(Beginning of TEXT SECTION)

Proteins are produced by series of molecular “beads”, created from a selection of the human body’s 20 different amino acids. These beads form a long chain that folds up into a mechanical shape that is crucial for the protein’s function.

Their sequence is determined by DNA. And while DNA research means we know the order of the beads that build most proteins, it’s always been a challenge to predict how the chain folds up into each “3D machine”.

Nobel prize laureates David Baker, Demis Hassabis and John M. Jumper.
Illustrations: Niklas Elmehed © Nobel Prize Outreach, CC BY-NC-SA

These protein structures underpin all of biology. Scientists study them in the same way you might take a clock apart to understand how it works. Comprehend the parts and put together the whole: it’s the same with the human body.

Proteins are tiny, with a huge number located inside each of our 30 trillion cells. This meant for decades, the only way to find out their shape was through laborious experimental methods – studies that could take years.

Throughout my career I, along with many other scientists, have been engaged in such pursuits. Every time we solve a protein structure, we deposit it in a global database called the Protein Data Bank, which is free for anyone to use.

AlphaFold was trained on these structures, the majority of which were found using X-ray crystallography. For this technique, proteins are tested under thousands of different chemical states, with variations in temperature, density and pH. Researchers use a microscope to identify the conditions under which each protein lines up in a particular formation. These are then shot with X-rays to work out the spatial arrangement of all the atoms in that protein.

Having been trained on these structures, AlphaFold can now predict protein structure at speeds that were previously impossible.

(End of TEXT SECTION)

WORK TO COMPLETE:
[1] What is the name of the global database where solved protein structures are deposited, according to the protein folding text?
[2] Which Nobel prize laureates does the protein folding text name?
[3] Write out the protein folding text between "These protein structures" and "could take years.", inclusive.

(Beginning of DATA TO EXAMINE)

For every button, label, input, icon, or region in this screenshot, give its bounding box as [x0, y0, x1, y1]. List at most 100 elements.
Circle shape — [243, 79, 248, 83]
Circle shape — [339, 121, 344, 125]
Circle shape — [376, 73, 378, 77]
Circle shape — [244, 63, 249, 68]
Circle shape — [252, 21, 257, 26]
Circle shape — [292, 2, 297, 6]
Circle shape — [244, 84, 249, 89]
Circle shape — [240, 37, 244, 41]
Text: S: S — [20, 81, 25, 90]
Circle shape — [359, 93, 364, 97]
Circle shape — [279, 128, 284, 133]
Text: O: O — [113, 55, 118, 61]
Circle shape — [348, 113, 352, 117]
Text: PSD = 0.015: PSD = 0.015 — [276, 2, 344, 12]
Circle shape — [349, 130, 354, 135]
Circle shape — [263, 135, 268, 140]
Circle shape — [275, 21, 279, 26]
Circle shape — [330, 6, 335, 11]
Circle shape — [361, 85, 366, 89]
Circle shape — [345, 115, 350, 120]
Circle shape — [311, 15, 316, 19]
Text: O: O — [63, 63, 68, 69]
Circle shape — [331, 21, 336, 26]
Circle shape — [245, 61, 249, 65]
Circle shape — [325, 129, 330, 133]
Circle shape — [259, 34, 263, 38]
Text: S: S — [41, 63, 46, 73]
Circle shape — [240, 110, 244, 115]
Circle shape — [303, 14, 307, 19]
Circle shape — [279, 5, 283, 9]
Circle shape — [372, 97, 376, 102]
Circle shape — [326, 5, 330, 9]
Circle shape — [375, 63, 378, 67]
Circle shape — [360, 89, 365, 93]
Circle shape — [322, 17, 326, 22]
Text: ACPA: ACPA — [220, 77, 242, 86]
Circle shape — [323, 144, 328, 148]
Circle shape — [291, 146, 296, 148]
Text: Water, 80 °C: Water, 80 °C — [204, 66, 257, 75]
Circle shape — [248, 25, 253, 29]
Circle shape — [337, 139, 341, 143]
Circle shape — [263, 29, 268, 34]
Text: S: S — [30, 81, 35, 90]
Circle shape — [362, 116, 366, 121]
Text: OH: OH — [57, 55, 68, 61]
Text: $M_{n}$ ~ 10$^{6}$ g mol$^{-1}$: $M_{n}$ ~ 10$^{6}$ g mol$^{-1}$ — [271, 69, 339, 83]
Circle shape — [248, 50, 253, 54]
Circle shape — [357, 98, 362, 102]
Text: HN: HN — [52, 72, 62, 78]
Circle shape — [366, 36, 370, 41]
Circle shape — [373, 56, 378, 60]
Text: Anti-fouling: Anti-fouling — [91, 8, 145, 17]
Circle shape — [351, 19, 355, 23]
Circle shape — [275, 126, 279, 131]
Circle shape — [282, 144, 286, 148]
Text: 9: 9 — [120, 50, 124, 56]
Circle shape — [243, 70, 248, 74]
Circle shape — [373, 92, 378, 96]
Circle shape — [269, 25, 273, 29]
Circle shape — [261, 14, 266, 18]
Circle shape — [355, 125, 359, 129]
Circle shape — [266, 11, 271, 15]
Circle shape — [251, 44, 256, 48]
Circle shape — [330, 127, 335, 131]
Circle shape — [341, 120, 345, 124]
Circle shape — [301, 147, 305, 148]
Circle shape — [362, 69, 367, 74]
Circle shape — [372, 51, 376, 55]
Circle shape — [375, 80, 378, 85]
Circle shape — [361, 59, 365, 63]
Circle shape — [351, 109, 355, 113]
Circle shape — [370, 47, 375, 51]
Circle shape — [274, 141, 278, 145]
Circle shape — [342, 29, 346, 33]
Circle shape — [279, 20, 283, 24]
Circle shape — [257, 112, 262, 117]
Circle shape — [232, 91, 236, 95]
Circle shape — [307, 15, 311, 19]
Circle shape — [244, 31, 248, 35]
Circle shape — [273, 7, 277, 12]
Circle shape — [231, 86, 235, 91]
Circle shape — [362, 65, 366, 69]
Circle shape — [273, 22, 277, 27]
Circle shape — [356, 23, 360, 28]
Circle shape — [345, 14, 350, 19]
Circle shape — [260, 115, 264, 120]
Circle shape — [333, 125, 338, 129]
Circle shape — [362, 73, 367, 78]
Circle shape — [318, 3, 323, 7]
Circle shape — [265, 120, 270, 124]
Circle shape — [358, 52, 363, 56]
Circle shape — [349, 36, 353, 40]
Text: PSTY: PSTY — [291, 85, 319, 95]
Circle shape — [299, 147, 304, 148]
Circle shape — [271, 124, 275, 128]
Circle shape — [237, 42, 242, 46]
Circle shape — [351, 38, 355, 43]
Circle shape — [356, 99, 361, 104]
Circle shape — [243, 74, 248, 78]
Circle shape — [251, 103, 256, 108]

(End of DATA TO EXAMINE)

EXERCISE RESULTS:
[1] The Protein Data Bank.

[2] David Baker, Demis Hassabis, John M. Jumper

[3]
These protein structures underpin all of biology. Scientists study them in the same way you might take a clock apart to understand how it works. Comprehend the parts and put together the whole: it’s the same with the human body.

Proteins are tiny, with a huge number located inside each of our 30 trillion cells. This meant for decades, the only way to find out their shape was through laborious experimental methods – studies that could take years.